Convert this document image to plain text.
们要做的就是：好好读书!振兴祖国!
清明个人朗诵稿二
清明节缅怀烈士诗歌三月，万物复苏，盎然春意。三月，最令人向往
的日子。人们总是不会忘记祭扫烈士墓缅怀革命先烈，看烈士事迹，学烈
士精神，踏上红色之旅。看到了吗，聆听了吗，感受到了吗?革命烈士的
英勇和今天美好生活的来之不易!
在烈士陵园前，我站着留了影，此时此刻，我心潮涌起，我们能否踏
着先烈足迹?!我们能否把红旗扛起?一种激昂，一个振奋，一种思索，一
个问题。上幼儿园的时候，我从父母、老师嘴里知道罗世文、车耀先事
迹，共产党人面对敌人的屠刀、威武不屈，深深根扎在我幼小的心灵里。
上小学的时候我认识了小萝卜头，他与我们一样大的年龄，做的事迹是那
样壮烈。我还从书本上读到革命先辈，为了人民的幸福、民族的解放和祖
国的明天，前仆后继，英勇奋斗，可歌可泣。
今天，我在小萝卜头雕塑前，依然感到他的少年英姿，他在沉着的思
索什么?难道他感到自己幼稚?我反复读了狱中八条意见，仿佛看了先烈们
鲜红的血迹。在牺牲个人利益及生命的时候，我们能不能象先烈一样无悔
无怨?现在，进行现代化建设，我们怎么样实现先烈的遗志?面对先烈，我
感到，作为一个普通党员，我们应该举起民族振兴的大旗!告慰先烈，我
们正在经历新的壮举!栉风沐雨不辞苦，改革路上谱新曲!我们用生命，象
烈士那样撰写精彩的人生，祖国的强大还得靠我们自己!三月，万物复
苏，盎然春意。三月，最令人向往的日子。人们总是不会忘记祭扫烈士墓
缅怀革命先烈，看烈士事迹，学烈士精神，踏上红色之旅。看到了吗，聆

DIRECTIONS ▸ Extract all of the data shown above without alteration.

THE COMPLETED TASK ▸
Convert this document image to plain text.
们要做的就是：好好读书!振兴祖国!
清明个人朗诵稿二
清明节缅怀烈士诗歌三月，万物复苏，盎然春意。三月，最令人向往
的日子。人们总是不会忘记祭扫烈士墓缅怀革命先烈，看烈士事迹，学烈
士精神，踏上红色之旅。看到了吗，聆听了吗，感受到了吗?革命烈士的
英勇和今天美好生活的来之不易!
在烈士陵园前，我站着留了影，此时此刻，我心潮涌起，我们能否踏
着先烈足迹?!我们能否把红旗扛起?一种激昂，一个振奋，一种思索，一
个问题。上幼儿园的时候，我从父母、老师嘴里知道罗世文、车耀先事
迹，共产党人面对敌人的屠刀、威武不屈，深深根扎在我幼小的心灵里。
上小学的时候我认识了小萝卜头，他与我们一样大的年龄，做的事迹是那
样壮烈。我还从书本上读到革命先辈，为了人民的幸福、民族的解放和祖
国的明天，前仆后继，英勇奋斗，可歌可泣。
今天，我在小萝卜头雕塑前，依然感到他的少年英姿，他在沉着的思
索什么?难道他感到自己幼稚?我反复读了狱中八条意见，仿佛看了先烈们
鲜红的血迹。在牺牲个人利益及生命的时候，我们能不能象先烈一样无悔
无怨?现在，进行现代化建设，我们怎么样实现先烈的遗志?面对先烈，我
感到，作为一个普通党员，我们应该举起民族振兴的大旗!告慰先烈，我
们正在经历新的壮举!栉风沐雨不辞苦，改革路上谱新曲!我们用生命，象
烈士那样撰写精彩的人生，祖国的强大还得靠我们自己!三月，万物复
苏，盎然春意。三月，最令人向往的日子。人们总是不会忘记祭扫烈士墓
缅怀革命先烈，看烈士事迹，学烈士精神，踏上红色之旅。看到了吗，聆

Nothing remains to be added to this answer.